Stated problem
Count lines, not occurrences: give the number of lines holding the word "都是正整数", and nothing besides.

Recorded data
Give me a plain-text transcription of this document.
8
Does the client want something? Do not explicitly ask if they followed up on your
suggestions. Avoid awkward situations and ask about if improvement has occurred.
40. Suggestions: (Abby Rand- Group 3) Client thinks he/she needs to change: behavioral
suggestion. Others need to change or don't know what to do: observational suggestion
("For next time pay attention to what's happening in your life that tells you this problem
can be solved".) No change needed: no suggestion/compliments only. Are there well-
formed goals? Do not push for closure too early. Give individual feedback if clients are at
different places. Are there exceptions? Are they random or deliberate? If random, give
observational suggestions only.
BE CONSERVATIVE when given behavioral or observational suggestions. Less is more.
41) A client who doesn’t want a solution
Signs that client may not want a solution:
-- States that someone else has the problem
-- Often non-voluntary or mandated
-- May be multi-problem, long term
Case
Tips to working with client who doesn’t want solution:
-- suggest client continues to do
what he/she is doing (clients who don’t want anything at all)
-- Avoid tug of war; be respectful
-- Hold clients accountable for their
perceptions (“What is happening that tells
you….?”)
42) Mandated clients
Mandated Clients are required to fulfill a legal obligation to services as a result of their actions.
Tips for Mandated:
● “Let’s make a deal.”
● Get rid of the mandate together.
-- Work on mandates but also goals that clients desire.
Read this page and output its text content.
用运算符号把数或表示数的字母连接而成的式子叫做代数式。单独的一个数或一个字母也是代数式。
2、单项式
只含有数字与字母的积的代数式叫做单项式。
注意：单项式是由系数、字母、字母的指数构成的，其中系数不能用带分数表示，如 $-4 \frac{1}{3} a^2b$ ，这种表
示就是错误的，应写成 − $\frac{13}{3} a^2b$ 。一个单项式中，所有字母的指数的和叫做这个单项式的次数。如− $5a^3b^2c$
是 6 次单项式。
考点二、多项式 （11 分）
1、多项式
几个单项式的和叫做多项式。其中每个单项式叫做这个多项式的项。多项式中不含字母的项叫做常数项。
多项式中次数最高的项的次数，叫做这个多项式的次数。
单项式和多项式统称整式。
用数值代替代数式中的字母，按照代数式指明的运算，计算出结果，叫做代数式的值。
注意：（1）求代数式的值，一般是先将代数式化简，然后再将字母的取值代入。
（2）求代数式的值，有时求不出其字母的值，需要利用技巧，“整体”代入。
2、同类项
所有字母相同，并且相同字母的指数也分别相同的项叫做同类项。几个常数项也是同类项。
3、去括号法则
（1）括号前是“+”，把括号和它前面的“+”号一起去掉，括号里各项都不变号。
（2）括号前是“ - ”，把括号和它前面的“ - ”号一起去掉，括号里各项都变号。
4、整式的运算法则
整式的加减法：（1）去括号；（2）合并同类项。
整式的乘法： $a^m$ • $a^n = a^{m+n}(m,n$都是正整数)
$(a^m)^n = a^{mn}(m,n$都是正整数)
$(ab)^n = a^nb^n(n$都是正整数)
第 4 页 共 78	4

Completed exercise
3